# REQUIREMENTS
List all lines in the material below that contain "proper".

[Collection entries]
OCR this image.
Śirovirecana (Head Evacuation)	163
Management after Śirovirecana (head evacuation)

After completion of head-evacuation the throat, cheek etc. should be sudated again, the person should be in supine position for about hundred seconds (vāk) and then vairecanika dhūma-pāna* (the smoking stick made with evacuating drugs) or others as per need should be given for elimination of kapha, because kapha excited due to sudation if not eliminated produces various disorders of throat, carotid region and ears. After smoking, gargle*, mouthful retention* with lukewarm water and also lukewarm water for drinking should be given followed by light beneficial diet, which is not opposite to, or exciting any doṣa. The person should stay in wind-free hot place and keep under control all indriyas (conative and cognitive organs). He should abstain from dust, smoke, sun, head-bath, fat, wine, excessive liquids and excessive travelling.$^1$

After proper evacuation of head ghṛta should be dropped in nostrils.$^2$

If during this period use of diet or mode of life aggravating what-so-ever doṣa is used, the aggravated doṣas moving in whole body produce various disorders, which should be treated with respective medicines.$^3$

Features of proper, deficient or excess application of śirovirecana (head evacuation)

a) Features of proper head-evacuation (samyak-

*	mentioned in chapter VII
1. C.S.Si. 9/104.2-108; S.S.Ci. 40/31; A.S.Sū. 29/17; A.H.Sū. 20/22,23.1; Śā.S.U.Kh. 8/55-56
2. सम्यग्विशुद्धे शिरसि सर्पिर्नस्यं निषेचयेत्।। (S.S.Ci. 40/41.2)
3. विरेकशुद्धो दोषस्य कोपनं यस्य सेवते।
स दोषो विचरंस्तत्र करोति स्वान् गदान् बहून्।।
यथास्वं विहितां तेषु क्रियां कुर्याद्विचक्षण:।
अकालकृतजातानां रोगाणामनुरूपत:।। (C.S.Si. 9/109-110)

# ANSWER FOR THIS EXERCISE
After proper evacuation of head ghṛta should be dropped in nostrils.$^2$
Features of proper, deficient or excess application of śirovirecana (head evacuation)
a) Features of proper head-evacuation (samyak-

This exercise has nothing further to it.